──────── RECORD LIST

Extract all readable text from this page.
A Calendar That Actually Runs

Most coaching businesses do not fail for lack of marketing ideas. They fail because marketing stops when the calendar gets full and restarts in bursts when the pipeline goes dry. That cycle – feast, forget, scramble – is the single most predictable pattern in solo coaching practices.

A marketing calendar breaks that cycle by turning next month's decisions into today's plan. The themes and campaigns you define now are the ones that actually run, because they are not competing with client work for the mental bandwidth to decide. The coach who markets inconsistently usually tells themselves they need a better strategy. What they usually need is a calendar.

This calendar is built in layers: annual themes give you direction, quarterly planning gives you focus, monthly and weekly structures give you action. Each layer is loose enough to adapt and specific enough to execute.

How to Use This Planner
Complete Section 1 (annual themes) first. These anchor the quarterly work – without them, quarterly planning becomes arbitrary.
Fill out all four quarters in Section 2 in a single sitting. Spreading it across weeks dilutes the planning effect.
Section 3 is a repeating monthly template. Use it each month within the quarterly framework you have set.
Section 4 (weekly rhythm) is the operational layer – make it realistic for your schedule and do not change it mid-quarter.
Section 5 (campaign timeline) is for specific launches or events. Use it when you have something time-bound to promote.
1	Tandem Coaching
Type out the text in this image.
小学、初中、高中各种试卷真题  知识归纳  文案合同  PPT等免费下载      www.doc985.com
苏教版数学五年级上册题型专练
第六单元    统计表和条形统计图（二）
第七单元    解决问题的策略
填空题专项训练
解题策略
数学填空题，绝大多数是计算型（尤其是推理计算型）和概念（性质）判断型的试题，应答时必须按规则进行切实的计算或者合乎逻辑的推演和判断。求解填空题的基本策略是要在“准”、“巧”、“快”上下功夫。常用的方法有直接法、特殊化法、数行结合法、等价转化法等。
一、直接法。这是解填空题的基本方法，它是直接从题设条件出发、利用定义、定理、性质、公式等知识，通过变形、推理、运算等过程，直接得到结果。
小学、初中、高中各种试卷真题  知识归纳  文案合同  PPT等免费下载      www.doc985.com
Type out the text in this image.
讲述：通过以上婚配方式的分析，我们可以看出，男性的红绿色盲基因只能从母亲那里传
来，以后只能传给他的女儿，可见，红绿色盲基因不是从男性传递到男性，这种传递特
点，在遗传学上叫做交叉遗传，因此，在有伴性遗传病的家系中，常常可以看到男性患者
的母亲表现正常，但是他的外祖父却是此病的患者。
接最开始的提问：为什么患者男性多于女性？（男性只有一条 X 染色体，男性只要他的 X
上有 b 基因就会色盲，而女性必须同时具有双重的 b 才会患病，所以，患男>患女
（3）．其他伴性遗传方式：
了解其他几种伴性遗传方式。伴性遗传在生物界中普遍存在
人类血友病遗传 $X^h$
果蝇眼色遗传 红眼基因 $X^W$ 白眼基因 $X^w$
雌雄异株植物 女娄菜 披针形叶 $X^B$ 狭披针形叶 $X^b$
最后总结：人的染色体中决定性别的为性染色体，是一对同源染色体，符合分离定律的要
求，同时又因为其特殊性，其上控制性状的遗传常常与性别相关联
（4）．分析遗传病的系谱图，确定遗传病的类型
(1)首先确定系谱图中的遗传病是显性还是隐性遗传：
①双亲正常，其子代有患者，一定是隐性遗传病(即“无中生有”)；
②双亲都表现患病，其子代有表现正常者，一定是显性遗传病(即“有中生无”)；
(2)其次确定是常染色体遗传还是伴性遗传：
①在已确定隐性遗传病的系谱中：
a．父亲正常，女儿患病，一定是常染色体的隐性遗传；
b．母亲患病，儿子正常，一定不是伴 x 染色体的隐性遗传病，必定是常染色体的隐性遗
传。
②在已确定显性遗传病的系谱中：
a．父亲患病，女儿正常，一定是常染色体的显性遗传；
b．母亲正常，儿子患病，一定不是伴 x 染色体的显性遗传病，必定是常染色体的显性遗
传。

────────────────

EXERCISE BRIEF: Make an exact copy of all the data.

THE COMPLETED TASK:
Extract all readable text from this page.
A Calendar That Actually Runs

Most coaching businesses do not fail for lack of marketing ideas. They fail because marketing stops when the calendar gets full and restarts in bursts when the pipeline goes dry. That cycle – feast, forget, scramble – is the single most predictable pattern in solo coaching practices.

A marketing calendar breaks that cycle by turning next month's decisions into today's plan. The themes and campaigns you define now are the ones that actually run, because they are not competing with client work for the mental bandwidth to decide. The coach who markets inconsistently usually tells themselves they need a better strategy. What they usually need is a calendar.

This calendar is built in layers: annual themes give you direction, quarterly planning gives you focus, monthly and weekly structures give you action. Each layer is loose enough to adapt and specific enough to execute.

How to Use This Planner
Complete Section 1 (annual themes) first. These anchor the quarterly work – without them, quarterly planning becomes arbitrary.
Fill out all four quarters in Section 2 in a single sitting. Spreading it across weeks dilutes the planning effect.
Section 3 is a repeating monthly template. Use it each month within the quarterly framework you have set.
Section 4 (weekly rhythm) is the operational layer – make it realistic for your schedule and do not change it mid-quarter.
Section 5 (campaign timeline) is for specific launches or events. Use it when you have something time-bound to promote.
1	Tandem Coaching
Type out the text in this image.
小学、初中、高中各种试卷真题  知识归纳  文案合同  PPT等免费下载      www.doc985.com
苏教版数学五年级上册题型专练
第六单元    统计表和条形统计图（二）
第七单元    解决问题的策略
填空题专项训练
解题策略
数学填空题，绝大多数是计算型（尤其是推理计算型）和概念（性质）判断型的试题，应答时必须按规则进行切实的计算或者合乎逻辑的推演和判断。求解填空题的基本策略是要在“准”、“巧”、“快”上下功夫。常用的方法有直接法、特殊化法、数行结合法、等价转化法等。
一、直接法。这是解填空题的基本方法，它是直接从题设条件出发、利用定义、定理、性质、公式等知识，通过变形、推理、运算等过程，直接得到结果。
小学、初中、高中各种试卷真题  知识归纳  文案合同  PPT等免费下载      www.doc985.com
Type out the text in this image.
讲述：通过以上婚配方式的分析，我们可以看出，男性的红绿色盲基因只能从母亲那里传
来，以后只能传给他的女儿，可见，红绿色盲基因不是从男性传递到男性，这种传递特
点，在遗传学上叫做交叉遗传，因此，在有伴性遗传病的家系中，常常可以看到男性患者
的母亲表现正常，但是他的外祖父却是此病的患者。
接最开始的提问：为什么患者男性多于女性？（男性只有一条 X 染色体，男性只要他的 X
上有 b 基因就会色盲，而女性必须同时具有双重的 b 才会患病，所以，患男>患女
（3）．其他伴性遗传方式：
了解其他几种伴性遗传方式。伴性遗传在生物界中普遍存在
人类血友病遗传 $X^h$
果蝇眼色遗传 红眼基因 $X^W$ 白眼基因 $X^w$
雌雄异株植物 女娄菜 披针形叶 $X^B$ 狭披针形叶 $X^b$
最后总结：人的染色体中决定性别的为性染色体，是一对同源染色体，符合分离定律的要
求，同时又因为其特殊性，其上控制性状的遗传常常与性别相关联
（4）．分析遗传病的系谱图，确定遗传病的类型
(1)首先确定系谱图中的遗传病是显性还是隐性遗传：
①双亲正常，其子代有患者，一定是隐性遗传病(即“无中生有”)；
②双亲都表现患病，其子代有表现正常者，一定是显性遗传病(即“有中生无”)；
(2)其次确定是常染色体遗传还是伴性遗传：
①在已确定隐性遗传病的系谱中：
a．父亲正常，女儿患病，一定是常染色体的隐性遗传；
b．母亲患病，儿子正常，一定不是伴 x 染色体的隐性遗传病，必定是常染色体的隐性遗
传。
②在已确定显性遗传病的系谱中：
a．父亲患病，女儿正常，一定是常染色体的显性遗传；
b．母亲正常，儿子患病，一定不是伴 x 染色体的显性遗传病，必定是常染色体的显性遗
传。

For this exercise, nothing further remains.